Chart and figure data
################
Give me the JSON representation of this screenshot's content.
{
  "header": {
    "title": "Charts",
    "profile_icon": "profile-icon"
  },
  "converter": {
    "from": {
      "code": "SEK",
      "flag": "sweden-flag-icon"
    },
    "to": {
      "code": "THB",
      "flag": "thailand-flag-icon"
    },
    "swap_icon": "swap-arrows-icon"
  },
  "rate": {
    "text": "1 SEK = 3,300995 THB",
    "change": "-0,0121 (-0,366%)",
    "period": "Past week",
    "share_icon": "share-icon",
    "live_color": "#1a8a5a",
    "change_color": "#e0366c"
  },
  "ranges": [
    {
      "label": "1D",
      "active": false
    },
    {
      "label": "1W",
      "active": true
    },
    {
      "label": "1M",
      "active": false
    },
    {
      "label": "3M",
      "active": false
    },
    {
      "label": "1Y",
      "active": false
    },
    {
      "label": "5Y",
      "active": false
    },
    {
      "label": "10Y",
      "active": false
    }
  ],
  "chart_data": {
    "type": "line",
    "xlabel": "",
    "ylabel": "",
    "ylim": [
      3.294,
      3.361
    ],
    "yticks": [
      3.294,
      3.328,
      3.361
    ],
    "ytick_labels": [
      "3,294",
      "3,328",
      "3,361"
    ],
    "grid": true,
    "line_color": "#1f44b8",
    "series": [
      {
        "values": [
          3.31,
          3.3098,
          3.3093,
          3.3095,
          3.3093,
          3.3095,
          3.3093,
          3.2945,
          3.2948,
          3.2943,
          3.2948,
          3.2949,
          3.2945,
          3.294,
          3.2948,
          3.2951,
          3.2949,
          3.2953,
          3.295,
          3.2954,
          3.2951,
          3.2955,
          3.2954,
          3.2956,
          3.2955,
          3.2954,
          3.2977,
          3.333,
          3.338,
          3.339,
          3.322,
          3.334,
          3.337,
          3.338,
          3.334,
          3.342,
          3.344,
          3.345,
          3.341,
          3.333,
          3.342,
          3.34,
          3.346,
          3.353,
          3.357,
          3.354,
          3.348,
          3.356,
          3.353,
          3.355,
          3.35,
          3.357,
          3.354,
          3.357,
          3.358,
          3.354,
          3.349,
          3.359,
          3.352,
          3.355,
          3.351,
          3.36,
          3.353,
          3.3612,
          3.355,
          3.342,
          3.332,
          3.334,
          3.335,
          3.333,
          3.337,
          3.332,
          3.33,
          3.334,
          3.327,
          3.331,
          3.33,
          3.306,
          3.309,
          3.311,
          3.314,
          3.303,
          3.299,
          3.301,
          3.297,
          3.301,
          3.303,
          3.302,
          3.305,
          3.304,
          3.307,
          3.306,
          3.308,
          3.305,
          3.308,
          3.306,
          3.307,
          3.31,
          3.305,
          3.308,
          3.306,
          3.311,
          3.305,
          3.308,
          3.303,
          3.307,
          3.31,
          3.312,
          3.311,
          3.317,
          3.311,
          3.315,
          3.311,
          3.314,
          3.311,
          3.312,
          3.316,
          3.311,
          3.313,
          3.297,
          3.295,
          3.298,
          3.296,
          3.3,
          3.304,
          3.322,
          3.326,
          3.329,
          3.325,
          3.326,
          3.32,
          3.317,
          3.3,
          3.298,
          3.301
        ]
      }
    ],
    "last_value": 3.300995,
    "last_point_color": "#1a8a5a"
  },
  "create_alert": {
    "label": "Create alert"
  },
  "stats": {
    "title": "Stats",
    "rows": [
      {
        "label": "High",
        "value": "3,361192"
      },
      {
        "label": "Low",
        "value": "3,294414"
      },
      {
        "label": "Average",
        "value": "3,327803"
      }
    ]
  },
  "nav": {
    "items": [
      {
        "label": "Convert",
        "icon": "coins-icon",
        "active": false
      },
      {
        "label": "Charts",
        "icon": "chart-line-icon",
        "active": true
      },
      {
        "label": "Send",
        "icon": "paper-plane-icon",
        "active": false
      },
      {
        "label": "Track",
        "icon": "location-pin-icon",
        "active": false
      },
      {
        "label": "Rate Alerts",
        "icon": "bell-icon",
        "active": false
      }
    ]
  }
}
################
▶ **Task requirements**:
Quote each line of the listing above exactly.

▶ **Response for this exercise**:
Give me the JSON representation of this screenshot's content.
{
  "header": {
    "title": "Charts",
    "profile_icon": "profile-icon"
  },
  "converter": {
    "from": {
      "code": "SEK",
      "flag": "sweden-flag-icon"
    },
    "to": {
      "code": "THB",
      "flag": "thailand-flag-icon"
    },
    "swap_icon": "swap-arrows-icon"
  },
  "rate": {
    "text": "1 SEK = 3,300995 THB",
    "change": "-0,0121 (-0,366%)",
    "period": "Past week",
    "share_icon": "share-icon",
    "live_color": "#1a8a5a",
    "change_color": "#e0366c"
  },
  "ranges": [
    {
      "label": "1D",
      "active": false
    },
    {
      "label": "1W",
      "active": true
    },
    {
      "label": "1M",
      "active": false
    },
    {
      "label": "3M",
      "active": false
    },
    {
      "label": "1Y",
      "active": false
    },
    {
      "label": "5Y",
      "active": false
    },
    {
      "label": "10Y",
      "active": false
    }
  ],
  "chart_data": {
    "type": "line",
    "xlabel": "",
    "ylabel": "",
    "ylim": [
      3.294,
      3.361
    ],
    "yticks": [
      3.294,
      3.328,
      3.361
    ],
    "ytick_labels": [
      "3,294",
      "3,328",
      "3,361"
    ],
    "grid": true,
    "line_color": "#1f44b8",
    "series": [
      {
        "values": [
          3.31,
          3.3098,
          3.3093,
          3.3095,
          3.3093,
          3.3095,
          3.3093,
          3.2945,
          3.2948,
          3.2943,
          3.2948,
          3.2949,
          3.2945,
          3.294,
          3.2948,
          3.2951,
          3.2949,
          3.2953,
          3.295,
          3.2954,
          3.2951,
          3.2955,
          3.2954,
          3.2956,
          3.2955,
          3.2954,
          3.2977,
          3.333,
          3.338,
          3.339,
          3.322,
          3.334,
          3.337,
          3.338,
          3.334,
          3.342,
          3.344,
          3.345,
          3.341,
          3.333,
          3.342,
          3.34,
          3.346,
          3.353,
          3.357,
          3.354,
          3.348,
          3.356,
          3.353,
          3.355,
          3.35,
          3.357,
          3.354,
          3.357,
          3.358,
          3.354,
          3.349,
          3.359,
          3.352,
          3.355,
          3.351,
          3.36,
          3.353,
          3.3612,
          3.355,
          3.342,
          3.332,
          3.334,
          3.335,
          3.333,
          3.337,
          3.332,
          3.33,
          3.334,
          3.327,
          3.331,
          3.33,
          3.306,
          3.309,
          3.311,
          3.314,
          3.303,
          3.299,
          3.301,
          3.297,
          3.301,
          3.303,
          3.302,
          3.305,
          3.304,
          3.307,
          3.306,
          3.308,
          3.305,
          3.308,
          3.306,
          3.307,
          3.31,
          3.305,
          3.308,
          3.306,
          3.311,
          3.305,
          3.308,
          3.303,
          3.307,
          3.31,
          3.312,
          3.311,
          3.317,
          3.311,
          3.315,
          3.311,
          3.314,
          3.311,
          3.312,
          3.316,
          3.311,
          3.313,
          3.297,
          3.295,
          3.298,
          3.296,
          3.3,
          3.304,
          3.322,
          3.326,
          3.329,
          3.325,
          3.326,
          3.32,
          3.317,
          3.3,
          3.298,
          3.301
        ]
      }
    ],
    "last_value": 3.300995,
    "last_point_color": "#1a8a5a"
  },
  "create_alert": {
    "label": "Create alert"
  },
  "stats": {
    "title": "Stats",
    "rows": [
      {
        "label": "High",
        "value": "3,361192"
      },
      {
        "label": "Low",
        "value": "3,294414"
      },
      {
        "label": "Average",
        "value": "3,327803"
      }
    ]
  },
  "nav": {
    "items": [
      {
        "label": "Convert",
        "icon": "coins-icon",
        "active": false
      },
      {
        "label": "Charts",
        "icon": "chart-line-icon",
        "active": true
      },
      {
        "label": "Send",
        "icon": "paper-plane-icon",
        "active": false
      },
      {
        "label": "Track",
        "icon": "location-pin-icon",
        "active": false
      },
      {
        "label": "Rate Alerts",
        "icon": "bell-icon",
        "active": false
      }
    ]
  }
}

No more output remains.